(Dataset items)

# # #

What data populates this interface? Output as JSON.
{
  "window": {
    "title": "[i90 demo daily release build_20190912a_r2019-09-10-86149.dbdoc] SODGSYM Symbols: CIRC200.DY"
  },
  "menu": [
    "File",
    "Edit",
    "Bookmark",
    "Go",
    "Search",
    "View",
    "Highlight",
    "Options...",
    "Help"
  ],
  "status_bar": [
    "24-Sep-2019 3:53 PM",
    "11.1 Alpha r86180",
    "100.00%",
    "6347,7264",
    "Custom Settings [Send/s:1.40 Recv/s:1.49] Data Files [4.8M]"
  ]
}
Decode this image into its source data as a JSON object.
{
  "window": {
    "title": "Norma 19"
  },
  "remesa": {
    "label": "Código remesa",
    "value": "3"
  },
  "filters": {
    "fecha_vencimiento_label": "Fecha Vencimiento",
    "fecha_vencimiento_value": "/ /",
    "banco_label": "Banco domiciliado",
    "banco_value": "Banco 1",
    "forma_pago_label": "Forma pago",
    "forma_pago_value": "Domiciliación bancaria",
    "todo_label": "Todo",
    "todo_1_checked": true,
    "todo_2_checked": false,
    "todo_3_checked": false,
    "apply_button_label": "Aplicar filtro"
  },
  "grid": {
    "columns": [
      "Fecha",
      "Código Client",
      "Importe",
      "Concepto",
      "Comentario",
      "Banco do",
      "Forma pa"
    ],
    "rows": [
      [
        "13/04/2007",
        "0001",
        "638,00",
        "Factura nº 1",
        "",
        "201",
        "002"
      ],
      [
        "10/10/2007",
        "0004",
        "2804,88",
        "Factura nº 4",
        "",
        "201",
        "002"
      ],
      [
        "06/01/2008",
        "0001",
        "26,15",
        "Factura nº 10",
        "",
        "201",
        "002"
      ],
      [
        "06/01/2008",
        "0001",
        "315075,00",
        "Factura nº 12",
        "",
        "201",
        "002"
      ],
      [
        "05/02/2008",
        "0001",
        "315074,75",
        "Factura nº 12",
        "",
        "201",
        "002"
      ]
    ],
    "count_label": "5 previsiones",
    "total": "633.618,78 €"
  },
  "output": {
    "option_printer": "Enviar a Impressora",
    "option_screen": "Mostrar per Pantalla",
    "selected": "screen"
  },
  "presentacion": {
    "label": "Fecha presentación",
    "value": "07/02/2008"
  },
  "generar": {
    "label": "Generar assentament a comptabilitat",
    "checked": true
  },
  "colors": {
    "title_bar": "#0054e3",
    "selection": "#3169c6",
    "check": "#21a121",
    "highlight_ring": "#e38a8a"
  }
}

# # #

• [Exercise task] Scan the entries above. Copy each line that has the string "this".

• [Solution to the problem]
What data populates this interface? Output as JSON.
Decode this image into its source data as a JSON object.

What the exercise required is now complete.